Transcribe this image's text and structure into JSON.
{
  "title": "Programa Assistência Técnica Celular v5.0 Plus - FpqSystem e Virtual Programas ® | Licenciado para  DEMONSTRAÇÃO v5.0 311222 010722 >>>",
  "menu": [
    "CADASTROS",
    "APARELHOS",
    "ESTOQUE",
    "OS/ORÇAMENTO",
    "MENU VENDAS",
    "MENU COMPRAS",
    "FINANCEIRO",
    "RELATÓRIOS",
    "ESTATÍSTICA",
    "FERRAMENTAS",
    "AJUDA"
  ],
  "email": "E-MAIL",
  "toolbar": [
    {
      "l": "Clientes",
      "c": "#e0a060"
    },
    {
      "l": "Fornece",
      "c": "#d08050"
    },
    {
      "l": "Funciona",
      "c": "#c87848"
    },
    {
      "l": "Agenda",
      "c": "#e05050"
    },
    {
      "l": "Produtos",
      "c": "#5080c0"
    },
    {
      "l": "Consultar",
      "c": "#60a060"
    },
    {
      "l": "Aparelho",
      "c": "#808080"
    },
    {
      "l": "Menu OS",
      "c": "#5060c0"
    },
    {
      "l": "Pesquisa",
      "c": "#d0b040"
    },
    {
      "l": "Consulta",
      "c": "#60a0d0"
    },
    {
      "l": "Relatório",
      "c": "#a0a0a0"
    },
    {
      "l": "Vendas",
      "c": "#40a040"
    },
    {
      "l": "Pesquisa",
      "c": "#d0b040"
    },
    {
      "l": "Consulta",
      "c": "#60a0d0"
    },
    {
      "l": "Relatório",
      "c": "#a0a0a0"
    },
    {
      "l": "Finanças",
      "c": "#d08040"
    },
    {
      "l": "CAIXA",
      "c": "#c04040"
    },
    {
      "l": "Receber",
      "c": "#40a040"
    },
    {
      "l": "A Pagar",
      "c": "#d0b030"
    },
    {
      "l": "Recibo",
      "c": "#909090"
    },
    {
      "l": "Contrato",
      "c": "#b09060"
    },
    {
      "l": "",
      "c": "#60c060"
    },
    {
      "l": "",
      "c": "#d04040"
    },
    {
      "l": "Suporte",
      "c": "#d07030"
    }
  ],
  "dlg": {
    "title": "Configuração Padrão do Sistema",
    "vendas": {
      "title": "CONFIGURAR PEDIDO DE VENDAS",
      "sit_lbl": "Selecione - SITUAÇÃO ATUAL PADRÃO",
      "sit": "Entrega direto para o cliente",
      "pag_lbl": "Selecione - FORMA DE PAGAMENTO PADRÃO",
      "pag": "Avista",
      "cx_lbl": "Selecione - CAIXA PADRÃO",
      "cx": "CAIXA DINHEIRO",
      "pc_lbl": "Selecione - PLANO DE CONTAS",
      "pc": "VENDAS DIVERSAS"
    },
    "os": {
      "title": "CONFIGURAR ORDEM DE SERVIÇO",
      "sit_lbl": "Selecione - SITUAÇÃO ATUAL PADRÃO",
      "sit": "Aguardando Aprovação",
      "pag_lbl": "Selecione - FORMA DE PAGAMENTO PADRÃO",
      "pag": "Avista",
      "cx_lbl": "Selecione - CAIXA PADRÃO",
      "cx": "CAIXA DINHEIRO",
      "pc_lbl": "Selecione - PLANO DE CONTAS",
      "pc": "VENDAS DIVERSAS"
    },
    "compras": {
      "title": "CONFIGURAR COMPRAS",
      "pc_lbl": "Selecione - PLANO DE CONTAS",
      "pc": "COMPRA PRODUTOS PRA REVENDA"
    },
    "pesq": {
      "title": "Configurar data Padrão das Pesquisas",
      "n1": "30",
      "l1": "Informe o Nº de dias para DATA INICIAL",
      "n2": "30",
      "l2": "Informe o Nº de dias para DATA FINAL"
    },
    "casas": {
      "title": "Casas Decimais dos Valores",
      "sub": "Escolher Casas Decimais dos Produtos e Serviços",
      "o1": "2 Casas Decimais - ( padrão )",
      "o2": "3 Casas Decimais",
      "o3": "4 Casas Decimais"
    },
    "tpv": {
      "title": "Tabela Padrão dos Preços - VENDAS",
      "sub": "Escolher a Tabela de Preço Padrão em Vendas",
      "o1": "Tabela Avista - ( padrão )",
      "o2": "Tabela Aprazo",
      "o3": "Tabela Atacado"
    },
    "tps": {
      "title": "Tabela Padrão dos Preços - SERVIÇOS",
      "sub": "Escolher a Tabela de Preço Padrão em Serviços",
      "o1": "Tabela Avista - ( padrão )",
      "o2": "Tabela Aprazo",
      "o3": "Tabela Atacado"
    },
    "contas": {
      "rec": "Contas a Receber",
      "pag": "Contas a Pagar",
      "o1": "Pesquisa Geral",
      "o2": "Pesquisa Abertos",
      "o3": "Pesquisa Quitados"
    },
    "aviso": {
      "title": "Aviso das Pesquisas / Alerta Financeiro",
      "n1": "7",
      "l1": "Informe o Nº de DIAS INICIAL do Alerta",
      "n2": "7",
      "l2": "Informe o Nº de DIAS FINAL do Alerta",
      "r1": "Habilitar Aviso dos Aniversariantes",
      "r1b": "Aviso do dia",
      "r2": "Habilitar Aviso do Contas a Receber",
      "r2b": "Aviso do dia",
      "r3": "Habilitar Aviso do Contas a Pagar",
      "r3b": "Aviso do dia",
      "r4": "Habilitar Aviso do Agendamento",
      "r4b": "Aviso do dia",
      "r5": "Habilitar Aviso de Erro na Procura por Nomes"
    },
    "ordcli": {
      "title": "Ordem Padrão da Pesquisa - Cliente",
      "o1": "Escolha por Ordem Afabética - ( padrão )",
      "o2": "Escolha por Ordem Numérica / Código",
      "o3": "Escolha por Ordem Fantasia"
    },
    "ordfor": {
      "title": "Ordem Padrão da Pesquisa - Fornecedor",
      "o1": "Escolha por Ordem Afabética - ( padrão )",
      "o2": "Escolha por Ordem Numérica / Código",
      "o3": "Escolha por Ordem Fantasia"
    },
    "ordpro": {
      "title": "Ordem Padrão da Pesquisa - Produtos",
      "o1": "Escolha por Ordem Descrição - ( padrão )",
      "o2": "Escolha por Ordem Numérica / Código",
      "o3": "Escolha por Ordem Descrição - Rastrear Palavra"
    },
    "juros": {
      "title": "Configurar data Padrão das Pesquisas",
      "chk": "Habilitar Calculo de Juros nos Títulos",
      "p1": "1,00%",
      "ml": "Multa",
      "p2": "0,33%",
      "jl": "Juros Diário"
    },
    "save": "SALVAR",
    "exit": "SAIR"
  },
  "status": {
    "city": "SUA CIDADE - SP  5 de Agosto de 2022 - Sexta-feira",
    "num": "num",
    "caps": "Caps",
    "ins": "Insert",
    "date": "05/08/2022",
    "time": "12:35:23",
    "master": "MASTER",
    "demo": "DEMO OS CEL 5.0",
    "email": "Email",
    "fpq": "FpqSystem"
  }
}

• • •

_REQUIREMENTS_.
Exactly as shown, repeat every record.

_ANSWER BELOW_.
Transcribe this image's text and structure into JSON.
{
  "title": "Programa Assistência Técnica Celular v5.0 Plus - FpqSystem e Virtual Programas ® | Licenciado para  DEMONSTRAÇÃO v5.0 311222 010722 >>>",
  "menu": [
    "CADASTROS",
    "APARELHOS",
    "ESTOQUE",
    "OS/ORÇAMENTO",
    "MENU VENDAS",
    "MENU COMPRAS",
    "FINANCEIRO",
    "RELATÓRIOS",
    "ESTATÍSTICA",
    "FERRAMENTAS",
    "AJUDA"
  ],
  "email": "E-MAIL",
  "toolbar": [
    {
      "l": "Clientes",
      "c": "#e0a060"
    },
    {
      "l": "Fornece",
      "c": "#d08050"
    },
    {
      "l": "Funciona",
      "c": "#c87848"
    },
    {
      "l": "Agenda",
      "c": "#e05050"
    },
    {
      "l": "Produtos",
      "c": "#5080c0"
    },
    {
      "l": "Consultar",
      "c": "#60a060"
    },
    {
      "l": "Aparelho",
      "c": "#808080"
    },
    {
      "l": "Menu OS",
      "c": "#5060c0"
    },
    {
      "l": "Pesquisa",
      "c": "#d0b040"
    },
    {
      "l": "Consulta",
      "c": "#60a0d0"
    },
    {
      "l": "Relatório",
      "c": "#a0a0a0"
    },
    {
      "l": "Vendas",
      "c": "#40a040"
    },
    {
      "l": "Pesquisa",
      "c": "#d0b040"
    },
    {
      "l": "Consulta",
      "c": "#60a0d0"
    },
    {
      "l": "Relatório",
      "c": "#a0a0a0"
    },
    {
      "l": "Finanças",
      "c": "#d08040"
    },
    {
      "l": "CAIXA",
      "c": "#c04040"
    },
    {
      "l": "Receber",
      "c": "#40a040"
    },
    {
      "l": "A Pagar",
      "c": "#d0b030"
    },
    {
      "l": "Recibo",
      "c": "#909090"
    },
    {
      "l": "Contrato",
      "c": "#b09060"
    },
    {
      "l": "",
      "c": "#60c060"
    },
    {
      "l": "",
      "c": "#d04040"
    },
    {
      "l": "Suporte",
      "c": "#d07030"
    }
  ],
  "dlg": {
    "title": "Configuração Padrão do Sistema",
    "vendas": {
      "title": "CONFIGURAR PEDIDO DE VENDAS",
      "sit_lbl": "Selecione - SITUAÇÃO ATUAL PADRÃO",
      "sit": "Entrega direto para o cliente",
      "pag_lbl": "Selecione - FORMA DE PAGAMENTO PADRÃO",
      "pag": "Avista",
      "cx_lbl": "Selecione - CAIXA PADRÃO",
      "cx": "CAIXA DINHEIRO",
      "pc_lbl": "Selecione - PLANO DE CONTAS",
      "pc": "VENDAS DIVERSAS"
    },
    "os": {
      "title": "CONFIGURAR ORDEM DE SERVIÇO",
      "sit_lbl": "Selecione - SITUAÇÃO ATUAL PADRÃO",
      "sit": "Aguardando Aprovação",
      "pag_lbl": "Selecione - FORMA DE PAGAMENTO PADRÃO",
      "pag": "Avista",
      "cx_lbl": "Selecione - CAIXA PADRÃO",
      "cx": "CAIXA DINHEIRO",
      "pc_lbl": "Selecione - PLANO DE CONTAS",
      "pc": "VENDAS DIVERSAS"
    },
    "compras": {
      "title": "CONFIGURAR COMPRAS",
      "pc_lbl": "Selecione - PLANO DE CONTAS",
      "pc": "COMPRA PRODUTOS PRA REVENDA"
    },
    "pesq": {
      "title": "Configurar data Padrão das Pesquisas",
      "n1": "30",
      "l1": "Informe o Nº de dias para DATA INICIAL",
      "n2": "30",
      "l2": "Informe o Nº de dias para DATA FINAL"
    },
    "casas": {
      "title": "Casas Decimais dos Valores",
      "sub": "Escolher Casas Decimais dos Produtos e Serviços",
      "o1": "2 Casas Decimais - ( padrão )",
      "o2": "3 Casas Decimais",
      "o3": "4 Casas Decimais"
    },
    "tpv": {
      "title": "Tabela Padrão dos Preços - VENDAS",
      "sub": "Escolher a Tabela de Preço Padrão em Vendas",
      "o1": "Tabela Avista - ( padrão )",
      "o2": "Tabela Aprazo",
      "o3": "Tabela Atacado"
    },
    "tps": {
      "title": "Tabela Padrão dos Preços - SERVIÇOS",
      "sub": "Escolher a Tabela de Preço Padrão em Serviços",
      "o1": "Tabela Avista - ( padrão )",
      "o2": "Tabela Aprazo",
      "o3": "Tabela Atacado"
    },
    "contas": {
      "rec": "Contas a Receber",
      "pag": "Contas a Pagar",
      "o1": "Pesquisa Geral",
      "o2": "Pesquisa Abertos",
      "o3": "Pesquisa Quitados"
    },
    "aviso": {
      "title": "Aviso das Pesquisas / Alerta Financeiro",
      "n1": "7",
      "l1": "Informe o Nº de DIAS INICIAL do Alerta",
      "n2": "7",
      "l2": "Informe o Nº de DIAS FINAL do Alerta",
      "r1": "Habilitar Aviso dos Aniversariantes",
      "r1b": "Aviso do dia",
      "r2": "Habilitar Aviso do Contas a Receber",
      "r2b": "Aviso do dia",
      "r3": "Habilitar Aviso do Contas a Pagar",
      "r3b": "Aviso do dia",
      "r4": "Habilitar Aviso do Agendamento",
      "r4b": "Aviso do dia",
      "r5": "Habilitar Aviso de Erro na Procura por Nomes"
    },
    "ordcli": {
      "title": "Ordem Padrão da Pesquisa - Cliente",
      "o1": "Escolha por Ordem Afabética - ( padrão )",
      "o2": "Escolha por Ordem Numérica / Código",
      "o3": "Escolha por Ordem Fantasia"
    },
    "ordfor": {
      "title": "Ordem Padrão da Pesquisa - Fornecedor",
      "o1": "Escolha por Ordem Afabética - ( padrão )",
      "o2": "Escolha por Ordem Numérica / Código",
      "o3": "Escolha por Ordem Fantasia"
    },
    "ordpro": {
      "title": "Ordem Padrão da Pesquisa - Produtos",
      "o1": "Escolha por Ordem Descrição - ( padrão )",
      "o2": "Escolha por Ordem Numérica / Código",
      "o3": "Escolha por Ordem Descrição - Rastrear Palavra"
    },
    "juros": {
      "title": "Configurar data Padrão das Pesquisas",
      "chk": "Habilitar Calculo de Juros nos Títulos",
      "p1": "1,00%",
      "ml": "Multa",
      "p2": "0,33%",
      "jl": "Juros Diário"
    },
    "save": "SALVAR",
    "exit": "SAIR"
  },
  "status": {
    "city": "SUA CIDADE - SP  5 de Agosto de 2022 - Sexta-feira",
    "num": "num",
    "caps": "Caps",
    "ins": "Insert",
    "date": "05/08/2022",
    "time": "12:35:23",
    "master": "MASTER",
    "demo": "DEMO OS CEL 5.0",
    "email": "Email",
    "fpq": "FpqSystem"
  }
}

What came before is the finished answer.